Pull out from the material below all lines with "this".

### EXTRACTED MATERIAL
======

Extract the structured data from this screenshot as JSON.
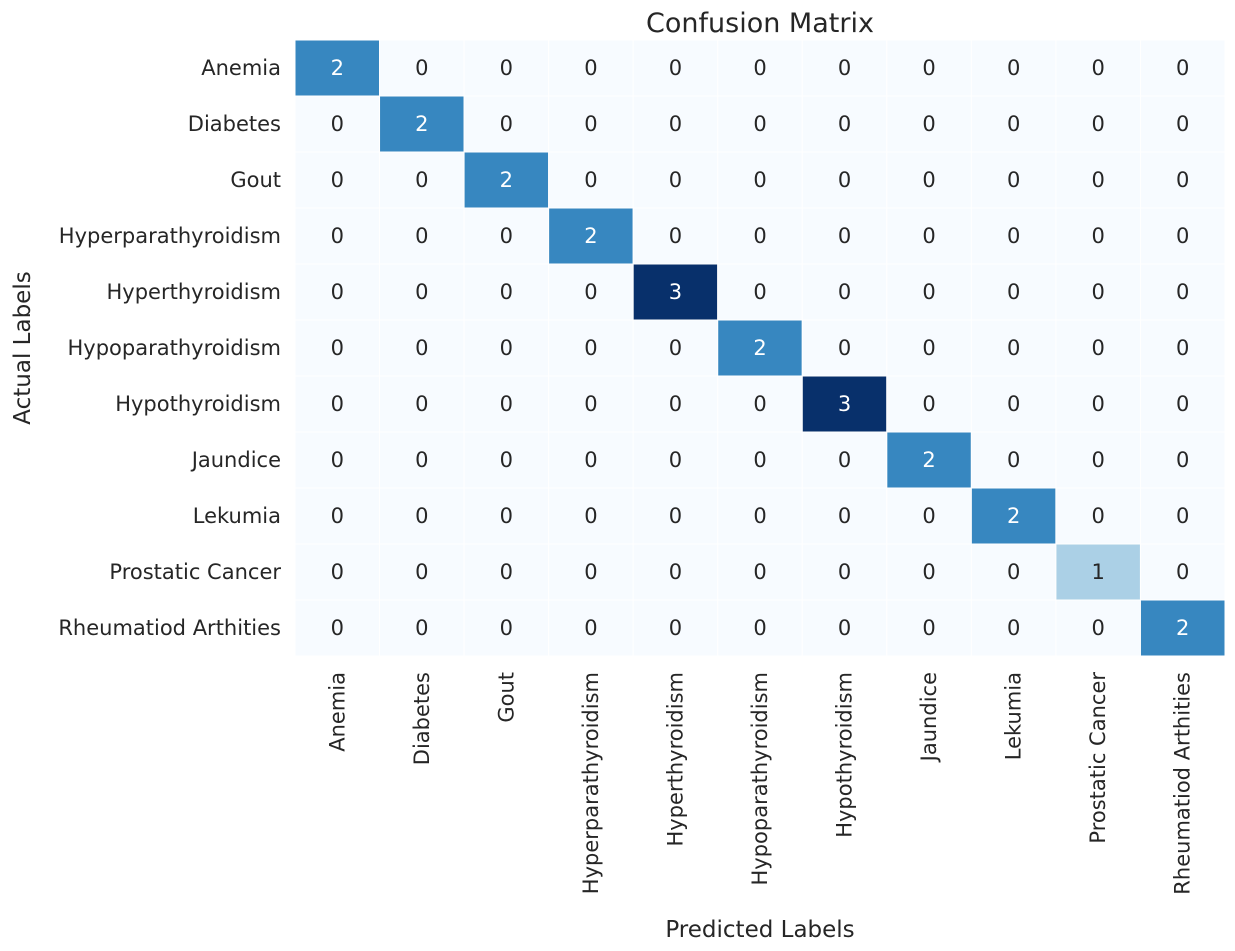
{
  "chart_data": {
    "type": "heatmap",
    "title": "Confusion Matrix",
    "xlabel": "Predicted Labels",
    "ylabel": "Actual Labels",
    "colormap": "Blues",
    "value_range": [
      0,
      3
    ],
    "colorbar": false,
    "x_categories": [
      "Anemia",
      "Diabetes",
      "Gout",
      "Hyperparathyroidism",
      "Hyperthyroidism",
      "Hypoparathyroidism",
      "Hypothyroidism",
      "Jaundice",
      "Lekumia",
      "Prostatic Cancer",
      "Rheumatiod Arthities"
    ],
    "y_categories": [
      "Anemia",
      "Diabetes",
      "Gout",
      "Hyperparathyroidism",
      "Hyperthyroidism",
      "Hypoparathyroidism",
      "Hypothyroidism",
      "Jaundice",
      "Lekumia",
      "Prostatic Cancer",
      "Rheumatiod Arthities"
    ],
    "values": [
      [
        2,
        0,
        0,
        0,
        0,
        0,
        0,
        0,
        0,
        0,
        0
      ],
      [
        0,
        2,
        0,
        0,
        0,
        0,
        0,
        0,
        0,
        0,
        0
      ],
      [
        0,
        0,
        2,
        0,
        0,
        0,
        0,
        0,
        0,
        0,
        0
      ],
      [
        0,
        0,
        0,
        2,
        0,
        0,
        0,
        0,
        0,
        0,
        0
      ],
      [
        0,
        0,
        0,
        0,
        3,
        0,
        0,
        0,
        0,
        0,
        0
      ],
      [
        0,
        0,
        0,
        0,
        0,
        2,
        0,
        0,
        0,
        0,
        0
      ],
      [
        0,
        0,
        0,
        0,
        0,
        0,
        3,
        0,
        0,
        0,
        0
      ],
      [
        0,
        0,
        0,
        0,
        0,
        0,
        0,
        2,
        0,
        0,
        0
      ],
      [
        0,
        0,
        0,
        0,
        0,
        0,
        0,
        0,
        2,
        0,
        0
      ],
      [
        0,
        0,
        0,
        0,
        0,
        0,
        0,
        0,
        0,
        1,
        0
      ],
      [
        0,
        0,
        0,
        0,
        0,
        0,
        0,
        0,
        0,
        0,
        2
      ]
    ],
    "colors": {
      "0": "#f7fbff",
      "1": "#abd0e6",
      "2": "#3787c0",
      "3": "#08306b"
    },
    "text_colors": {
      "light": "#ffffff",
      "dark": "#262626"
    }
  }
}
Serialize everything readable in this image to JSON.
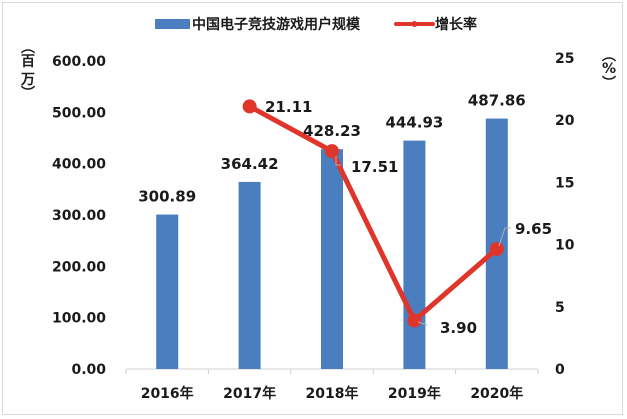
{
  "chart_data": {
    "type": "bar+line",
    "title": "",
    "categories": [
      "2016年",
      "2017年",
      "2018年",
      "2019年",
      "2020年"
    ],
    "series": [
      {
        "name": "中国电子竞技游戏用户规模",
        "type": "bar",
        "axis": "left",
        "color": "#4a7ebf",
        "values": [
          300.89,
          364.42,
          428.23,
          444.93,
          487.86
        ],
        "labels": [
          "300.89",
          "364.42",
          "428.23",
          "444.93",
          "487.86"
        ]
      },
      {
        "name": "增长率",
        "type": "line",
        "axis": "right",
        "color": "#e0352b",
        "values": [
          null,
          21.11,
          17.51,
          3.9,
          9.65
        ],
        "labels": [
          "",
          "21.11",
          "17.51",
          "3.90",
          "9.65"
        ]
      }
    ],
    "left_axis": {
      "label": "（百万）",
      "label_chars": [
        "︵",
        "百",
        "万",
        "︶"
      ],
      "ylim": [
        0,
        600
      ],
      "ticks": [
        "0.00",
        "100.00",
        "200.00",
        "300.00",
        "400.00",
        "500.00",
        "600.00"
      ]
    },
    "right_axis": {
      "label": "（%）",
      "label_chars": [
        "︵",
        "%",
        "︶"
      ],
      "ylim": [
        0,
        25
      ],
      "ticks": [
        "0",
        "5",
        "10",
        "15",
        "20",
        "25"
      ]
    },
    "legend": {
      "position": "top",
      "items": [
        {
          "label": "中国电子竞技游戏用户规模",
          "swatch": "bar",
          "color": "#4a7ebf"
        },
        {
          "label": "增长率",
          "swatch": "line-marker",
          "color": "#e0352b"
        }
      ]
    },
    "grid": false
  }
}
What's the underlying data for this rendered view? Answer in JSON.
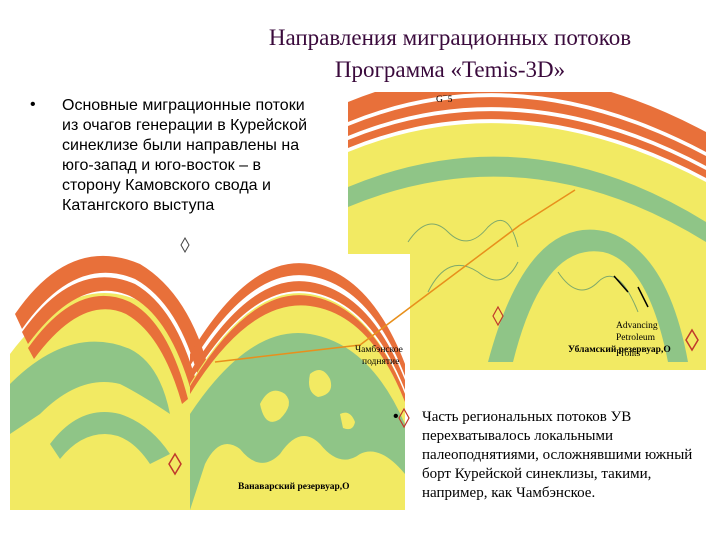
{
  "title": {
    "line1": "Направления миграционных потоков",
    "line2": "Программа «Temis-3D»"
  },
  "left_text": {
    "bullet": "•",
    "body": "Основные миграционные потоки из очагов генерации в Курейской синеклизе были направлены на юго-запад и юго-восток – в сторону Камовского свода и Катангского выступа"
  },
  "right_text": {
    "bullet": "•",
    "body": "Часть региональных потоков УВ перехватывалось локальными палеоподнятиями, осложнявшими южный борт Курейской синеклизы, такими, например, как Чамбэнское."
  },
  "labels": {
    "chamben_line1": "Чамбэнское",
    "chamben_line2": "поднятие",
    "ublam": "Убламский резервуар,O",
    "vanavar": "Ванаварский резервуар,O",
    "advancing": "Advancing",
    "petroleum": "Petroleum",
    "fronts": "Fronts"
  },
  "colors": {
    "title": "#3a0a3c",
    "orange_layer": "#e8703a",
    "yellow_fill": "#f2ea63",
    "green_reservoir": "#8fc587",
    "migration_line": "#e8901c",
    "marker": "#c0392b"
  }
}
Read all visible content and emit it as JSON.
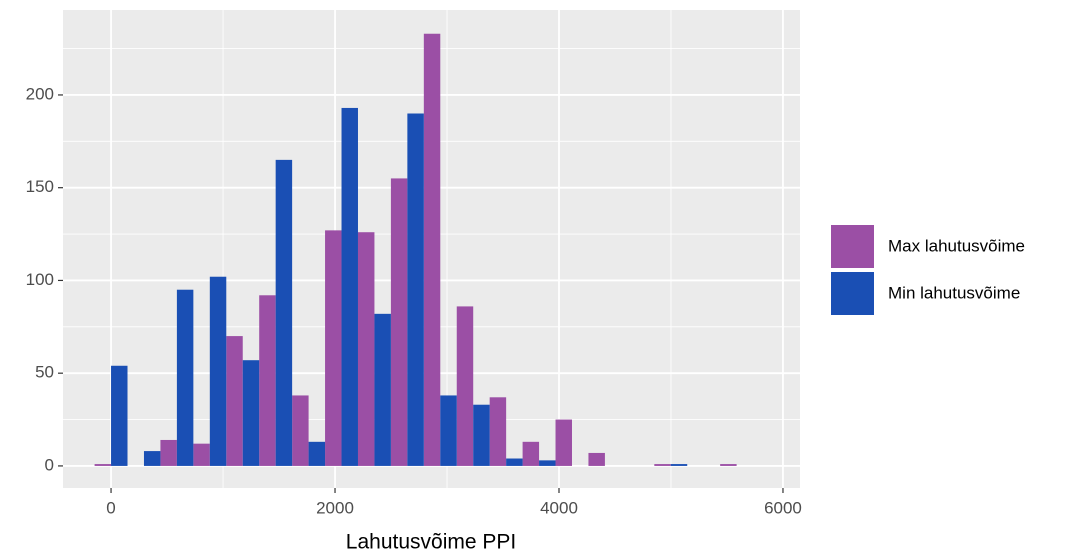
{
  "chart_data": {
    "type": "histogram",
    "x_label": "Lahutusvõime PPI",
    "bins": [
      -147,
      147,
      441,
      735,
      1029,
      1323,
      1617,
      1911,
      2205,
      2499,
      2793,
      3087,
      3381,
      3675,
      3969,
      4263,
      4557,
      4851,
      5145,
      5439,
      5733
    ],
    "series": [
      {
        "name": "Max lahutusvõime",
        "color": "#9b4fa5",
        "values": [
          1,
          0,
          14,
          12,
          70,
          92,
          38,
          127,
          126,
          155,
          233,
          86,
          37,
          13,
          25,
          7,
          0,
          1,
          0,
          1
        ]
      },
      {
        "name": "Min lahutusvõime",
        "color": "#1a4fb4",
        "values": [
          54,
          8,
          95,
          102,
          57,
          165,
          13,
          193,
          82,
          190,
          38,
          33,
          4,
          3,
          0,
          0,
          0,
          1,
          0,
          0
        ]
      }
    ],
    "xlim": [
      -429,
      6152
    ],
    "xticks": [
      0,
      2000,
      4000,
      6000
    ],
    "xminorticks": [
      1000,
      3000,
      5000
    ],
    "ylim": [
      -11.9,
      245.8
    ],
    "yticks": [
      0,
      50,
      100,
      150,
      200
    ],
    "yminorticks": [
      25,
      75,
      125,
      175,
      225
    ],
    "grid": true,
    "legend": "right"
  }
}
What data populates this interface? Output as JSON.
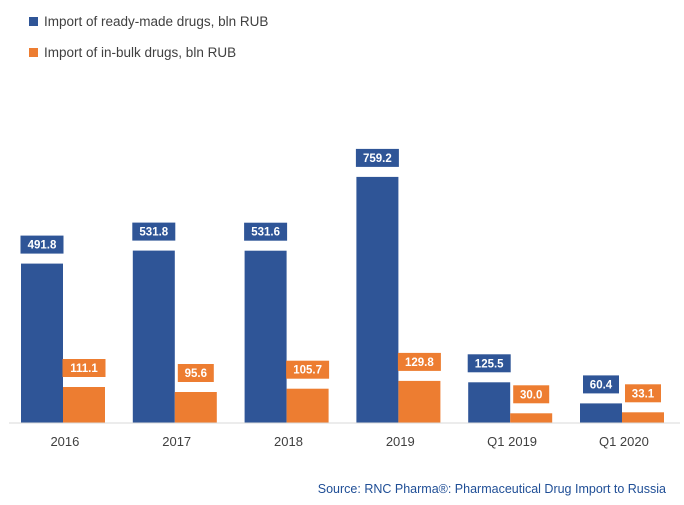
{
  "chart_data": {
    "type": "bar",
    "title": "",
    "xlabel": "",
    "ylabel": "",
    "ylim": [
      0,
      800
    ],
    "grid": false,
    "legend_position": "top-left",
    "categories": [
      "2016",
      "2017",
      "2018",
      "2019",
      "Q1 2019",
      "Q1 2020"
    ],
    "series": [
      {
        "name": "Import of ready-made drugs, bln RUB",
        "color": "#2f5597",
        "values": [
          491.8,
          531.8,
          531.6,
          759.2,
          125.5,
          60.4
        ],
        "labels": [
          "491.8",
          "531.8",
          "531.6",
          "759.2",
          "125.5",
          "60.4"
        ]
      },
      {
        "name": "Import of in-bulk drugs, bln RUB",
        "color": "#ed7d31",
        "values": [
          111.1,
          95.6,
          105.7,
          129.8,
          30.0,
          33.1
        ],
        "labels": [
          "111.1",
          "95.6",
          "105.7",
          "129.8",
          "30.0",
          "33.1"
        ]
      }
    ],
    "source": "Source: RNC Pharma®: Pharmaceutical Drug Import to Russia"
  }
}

======

### TASK SOLUTION
Extract the structured data from this screenshot as JSON.
Serialize everything readable in this image to JSON.
What's the underlying data for this rendered view? Answer in JSON.
What data populates this interface? Output as JSON.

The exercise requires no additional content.